Start Input for this task

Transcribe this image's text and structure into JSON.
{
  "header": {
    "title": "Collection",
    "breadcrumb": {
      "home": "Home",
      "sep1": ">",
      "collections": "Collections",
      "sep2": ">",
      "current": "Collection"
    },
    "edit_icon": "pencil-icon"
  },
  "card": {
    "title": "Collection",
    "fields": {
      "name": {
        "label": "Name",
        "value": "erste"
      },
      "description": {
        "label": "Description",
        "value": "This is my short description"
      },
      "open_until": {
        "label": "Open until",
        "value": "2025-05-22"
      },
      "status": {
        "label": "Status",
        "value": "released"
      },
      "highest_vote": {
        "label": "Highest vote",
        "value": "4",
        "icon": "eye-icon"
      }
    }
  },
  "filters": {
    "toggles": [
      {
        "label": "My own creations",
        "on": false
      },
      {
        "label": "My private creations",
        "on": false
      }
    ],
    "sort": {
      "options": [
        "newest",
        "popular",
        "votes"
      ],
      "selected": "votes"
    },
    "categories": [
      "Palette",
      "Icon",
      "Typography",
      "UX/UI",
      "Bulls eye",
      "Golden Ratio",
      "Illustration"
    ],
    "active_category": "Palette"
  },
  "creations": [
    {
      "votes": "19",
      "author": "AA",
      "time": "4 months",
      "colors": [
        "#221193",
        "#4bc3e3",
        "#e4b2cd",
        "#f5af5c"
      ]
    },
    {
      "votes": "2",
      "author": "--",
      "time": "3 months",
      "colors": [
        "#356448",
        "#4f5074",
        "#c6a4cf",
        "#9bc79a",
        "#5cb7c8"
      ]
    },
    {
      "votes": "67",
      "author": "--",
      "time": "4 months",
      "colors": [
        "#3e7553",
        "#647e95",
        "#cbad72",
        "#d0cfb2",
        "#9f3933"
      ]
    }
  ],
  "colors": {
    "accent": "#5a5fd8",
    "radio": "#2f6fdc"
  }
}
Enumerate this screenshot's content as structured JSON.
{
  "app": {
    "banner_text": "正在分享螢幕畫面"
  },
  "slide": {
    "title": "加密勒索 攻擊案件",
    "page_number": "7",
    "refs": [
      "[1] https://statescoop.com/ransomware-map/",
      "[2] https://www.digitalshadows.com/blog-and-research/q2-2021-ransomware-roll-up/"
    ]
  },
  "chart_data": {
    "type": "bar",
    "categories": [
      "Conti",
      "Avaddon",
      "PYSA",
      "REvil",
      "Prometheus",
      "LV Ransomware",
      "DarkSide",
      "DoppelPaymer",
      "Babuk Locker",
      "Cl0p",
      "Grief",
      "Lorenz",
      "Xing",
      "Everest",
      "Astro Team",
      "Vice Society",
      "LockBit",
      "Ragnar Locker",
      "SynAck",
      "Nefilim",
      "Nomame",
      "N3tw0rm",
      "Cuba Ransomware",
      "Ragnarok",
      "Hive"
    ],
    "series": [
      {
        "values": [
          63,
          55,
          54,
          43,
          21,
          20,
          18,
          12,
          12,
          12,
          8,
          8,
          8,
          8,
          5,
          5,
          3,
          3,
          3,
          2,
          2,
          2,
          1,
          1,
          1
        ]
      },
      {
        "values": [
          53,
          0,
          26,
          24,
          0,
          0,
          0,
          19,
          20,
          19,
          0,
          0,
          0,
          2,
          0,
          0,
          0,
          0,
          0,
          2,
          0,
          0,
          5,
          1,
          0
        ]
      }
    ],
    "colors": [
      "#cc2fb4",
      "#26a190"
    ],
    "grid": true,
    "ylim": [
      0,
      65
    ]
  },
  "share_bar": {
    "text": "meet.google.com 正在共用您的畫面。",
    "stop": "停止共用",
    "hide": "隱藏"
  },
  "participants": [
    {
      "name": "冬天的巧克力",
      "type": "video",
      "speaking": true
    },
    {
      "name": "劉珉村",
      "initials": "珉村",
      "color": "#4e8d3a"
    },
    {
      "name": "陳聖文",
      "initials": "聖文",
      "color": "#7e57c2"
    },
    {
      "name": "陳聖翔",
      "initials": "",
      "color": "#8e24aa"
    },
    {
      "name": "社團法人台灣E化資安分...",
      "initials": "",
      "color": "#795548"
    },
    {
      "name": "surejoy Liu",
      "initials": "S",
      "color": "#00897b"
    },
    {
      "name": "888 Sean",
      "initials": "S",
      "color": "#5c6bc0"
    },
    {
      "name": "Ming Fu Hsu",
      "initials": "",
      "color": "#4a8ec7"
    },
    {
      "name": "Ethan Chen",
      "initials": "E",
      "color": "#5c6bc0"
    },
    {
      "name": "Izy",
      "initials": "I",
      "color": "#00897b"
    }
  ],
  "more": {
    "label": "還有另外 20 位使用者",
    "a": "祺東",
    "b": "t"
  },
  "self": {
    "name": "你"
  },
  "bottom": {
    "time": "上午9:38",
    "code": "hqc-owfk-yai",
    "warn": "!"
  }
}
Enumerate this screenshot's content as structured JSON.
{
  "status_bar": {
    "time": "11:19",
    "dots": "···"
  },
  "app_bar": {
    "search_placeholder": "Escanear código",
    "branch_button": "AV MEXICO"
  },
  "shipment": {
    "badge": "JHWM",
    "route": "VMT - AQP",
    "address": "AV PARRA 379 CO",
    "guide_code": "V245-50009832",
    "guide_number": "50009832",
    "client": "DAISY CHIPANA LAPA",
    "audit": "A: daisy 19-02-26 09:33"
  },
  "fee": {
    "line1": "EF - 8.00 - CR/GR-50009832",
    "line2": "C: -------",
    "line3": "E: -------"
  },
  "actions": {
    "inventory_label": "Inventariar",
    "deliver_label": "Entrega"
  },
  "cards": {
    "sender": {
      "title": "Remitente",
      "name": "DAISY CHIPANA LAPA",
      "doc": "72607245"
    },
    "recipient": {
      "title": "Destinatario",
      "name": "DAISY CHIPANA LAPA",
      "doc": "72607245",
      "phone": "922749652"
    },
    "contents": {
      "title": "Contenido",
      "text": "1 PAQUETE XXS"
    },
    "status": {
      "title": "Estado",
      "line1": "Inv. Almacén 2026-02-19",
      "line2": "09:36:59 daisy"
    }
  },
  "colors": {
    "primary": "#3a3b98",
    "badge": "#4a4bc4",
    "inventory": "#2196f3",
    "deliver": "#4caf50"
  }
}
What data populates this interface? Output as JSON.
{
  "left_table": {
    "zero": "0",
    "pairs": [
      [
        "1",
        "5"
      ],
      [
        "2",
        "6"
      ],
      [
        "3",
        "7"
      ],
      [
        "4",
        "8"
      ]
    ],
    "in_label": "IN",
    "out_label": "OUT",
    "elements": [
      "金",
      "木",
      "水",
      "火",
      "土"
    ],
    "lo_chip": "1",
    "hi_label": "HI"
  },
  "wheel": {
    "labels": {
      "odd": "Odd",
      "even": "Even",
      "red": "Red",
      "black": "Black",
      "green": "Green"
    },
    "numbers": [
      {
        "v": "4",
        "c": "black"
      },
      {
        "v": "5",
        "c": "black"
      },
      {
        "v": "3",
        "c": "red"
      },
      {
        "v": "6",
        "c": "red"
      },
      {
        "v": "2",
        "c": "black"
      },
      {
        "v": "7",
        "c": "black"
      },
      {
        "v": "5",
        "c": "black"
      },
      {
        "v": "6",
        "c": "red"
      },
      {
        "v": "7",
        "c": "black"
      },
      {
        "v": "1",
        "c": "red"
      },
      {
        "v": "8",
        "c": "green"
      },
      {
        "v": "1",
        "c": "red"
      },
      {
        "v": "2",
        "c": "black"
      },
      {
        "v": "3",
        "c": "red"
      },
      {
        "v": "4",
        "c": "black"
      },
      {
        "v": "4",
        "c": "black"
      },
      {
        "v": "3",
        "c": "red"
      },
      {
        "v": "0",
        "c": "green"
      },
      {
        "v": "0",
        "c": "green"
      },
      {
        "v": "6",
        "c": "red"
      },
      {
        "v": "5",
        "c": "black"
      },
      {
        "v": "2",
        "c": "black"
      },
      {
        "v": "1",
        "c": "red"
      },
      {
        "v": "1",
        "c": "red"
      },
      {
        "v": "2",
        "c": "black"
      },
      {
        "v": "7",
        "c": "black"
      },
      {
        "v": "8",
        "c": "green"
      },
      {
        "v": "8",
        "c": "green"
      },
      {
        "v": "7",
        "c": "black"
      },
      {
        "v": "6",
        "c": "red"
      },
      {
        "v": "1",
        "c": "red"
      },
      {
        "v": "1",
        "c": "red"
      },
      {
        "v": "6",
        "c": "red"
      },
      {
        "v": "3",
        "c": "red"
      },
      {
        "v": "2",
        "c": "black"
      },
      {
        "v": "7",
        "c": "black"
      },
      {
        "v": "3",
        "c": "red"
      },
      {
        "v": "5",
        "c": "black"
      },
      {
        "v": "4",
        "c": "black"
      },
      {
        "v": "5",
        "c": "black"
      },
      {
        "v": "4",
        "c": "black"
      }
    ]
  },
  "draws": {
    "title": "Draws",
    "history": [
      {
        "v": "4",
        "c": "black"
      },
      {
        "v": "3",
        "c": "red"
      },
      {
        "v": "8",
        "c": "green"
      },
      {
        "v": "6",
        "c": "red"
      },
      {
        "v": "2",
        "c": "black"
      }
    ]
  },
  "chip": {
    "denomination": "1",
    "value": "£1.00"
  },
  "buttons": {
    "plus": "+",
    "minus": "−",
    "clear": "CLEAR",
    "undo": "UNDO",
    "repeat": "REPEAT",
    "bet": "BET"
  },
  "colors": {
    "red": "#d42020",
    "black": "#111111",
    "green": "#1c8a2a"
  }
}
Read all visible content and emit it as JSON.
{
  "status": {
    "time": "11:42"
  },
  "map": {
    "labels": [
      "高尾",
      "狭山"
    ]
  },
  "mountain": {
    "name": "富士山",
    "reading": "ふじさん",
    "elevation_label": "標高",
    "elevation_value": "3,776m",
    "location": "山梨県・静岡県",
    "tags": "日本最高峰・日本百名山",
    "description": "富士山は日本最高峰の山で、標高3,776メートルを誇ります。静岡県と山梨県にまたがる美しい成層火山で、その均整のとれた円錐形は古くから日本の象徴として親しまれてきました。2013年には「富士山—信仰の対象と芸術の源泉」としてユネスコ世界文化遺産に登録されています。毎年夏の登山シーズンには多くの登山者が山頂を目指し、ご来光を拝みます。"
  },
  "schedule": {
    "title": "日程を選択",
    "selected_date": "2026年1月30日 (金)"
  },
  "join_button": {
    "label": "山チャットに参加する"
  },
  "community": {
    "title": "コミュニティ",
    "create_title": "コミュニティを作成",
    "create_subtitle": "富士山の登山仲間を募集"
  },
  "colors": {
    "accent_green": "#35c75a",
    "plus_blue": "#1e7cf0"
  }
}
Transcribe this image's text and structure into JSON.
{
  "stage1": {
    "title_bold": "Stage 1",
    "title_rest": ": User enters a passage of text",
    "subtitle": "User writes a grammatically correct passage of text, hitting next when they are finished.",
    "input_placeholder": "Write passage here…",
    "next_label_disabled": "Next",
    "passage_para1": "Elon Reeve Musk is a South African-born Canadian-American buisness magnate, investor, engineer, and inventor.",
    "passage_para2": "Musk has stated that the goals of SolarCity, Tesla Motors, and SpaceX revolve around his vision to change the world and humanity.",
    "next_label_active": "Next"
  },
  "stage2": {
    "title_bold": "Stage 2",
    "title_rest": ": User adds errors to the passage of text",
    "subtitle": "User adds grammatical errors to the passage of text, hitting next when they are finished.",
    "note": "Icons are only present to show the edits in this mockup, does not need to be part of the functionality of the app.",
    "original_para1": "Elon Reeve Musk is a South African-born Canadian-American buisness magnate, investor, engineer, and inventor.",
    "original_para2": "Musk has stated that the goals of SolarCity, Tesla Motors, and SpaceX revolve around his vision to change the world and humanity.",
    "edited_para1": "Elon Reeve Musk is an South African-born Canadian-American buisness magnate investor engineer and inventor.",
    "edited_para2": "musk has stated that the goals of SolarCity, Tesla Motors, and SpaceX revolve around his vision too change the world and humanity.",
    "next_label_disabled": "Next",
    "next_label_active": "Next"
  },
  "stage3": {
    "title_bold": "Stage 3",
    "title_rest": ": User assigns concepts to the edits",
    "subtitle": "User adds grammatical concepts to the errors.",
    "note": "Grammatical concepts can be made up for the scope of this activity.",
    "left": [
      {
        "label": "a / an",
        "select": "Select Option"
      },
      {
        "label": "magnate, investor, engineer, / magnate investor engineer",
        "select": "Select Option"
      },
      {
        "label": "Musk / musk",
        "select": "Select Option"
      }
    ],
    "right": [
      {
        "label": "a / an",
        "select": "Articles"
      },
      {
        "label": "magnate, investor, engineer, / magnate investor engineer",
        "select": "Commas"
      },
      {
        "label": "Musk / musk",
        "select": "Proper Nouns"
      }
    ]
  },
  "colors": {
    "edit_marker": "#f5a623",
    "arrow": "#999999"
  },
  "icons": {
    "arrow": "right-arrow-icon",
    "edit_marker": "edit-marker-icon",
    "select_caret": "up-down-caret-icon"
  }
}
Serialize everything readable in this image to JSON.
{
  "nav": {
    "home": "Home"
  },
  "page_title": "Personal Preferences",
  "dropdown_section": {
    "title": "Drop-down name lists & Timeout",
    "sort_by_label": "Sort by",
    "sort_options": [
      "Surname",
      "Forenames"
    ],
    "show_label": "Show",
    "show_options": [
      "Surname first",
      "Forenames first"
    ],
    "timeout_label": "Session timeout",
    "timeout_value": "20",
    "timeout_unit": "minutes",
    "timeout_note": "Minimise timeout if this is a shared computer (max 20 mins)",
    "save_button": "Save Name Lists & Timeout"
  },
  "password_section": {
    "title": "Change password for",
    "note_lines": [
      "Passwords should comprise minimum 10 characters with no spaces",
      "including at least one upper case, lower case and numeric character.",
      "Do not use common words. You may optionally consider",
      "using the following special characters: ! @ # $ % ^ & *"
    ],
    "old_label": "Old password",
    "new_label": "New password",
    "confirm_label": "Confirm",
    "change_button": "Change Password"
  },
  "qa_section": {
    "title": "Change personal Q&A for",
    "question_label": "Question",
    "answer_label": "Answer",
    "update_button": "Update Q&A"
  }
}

End Input for this task

**What needs to be done**:
Pick each line holding the word "African" out of the data and copy it.

**Answer to the exercise**:
    "passage_para1": "Elon Reeve Musk is a South African-born Canadian-American buisness magnate, investor, engineer, and inventor.",
    "original_para1": "Elon Reeve Musk is a South African-born Canadian-American buisness magnate, investor, engineer, and inventor.",
    "edited_para1": "Elon Reeve Musk is an South African-born Canadian-American buisness magnate investor engineer and inventor.",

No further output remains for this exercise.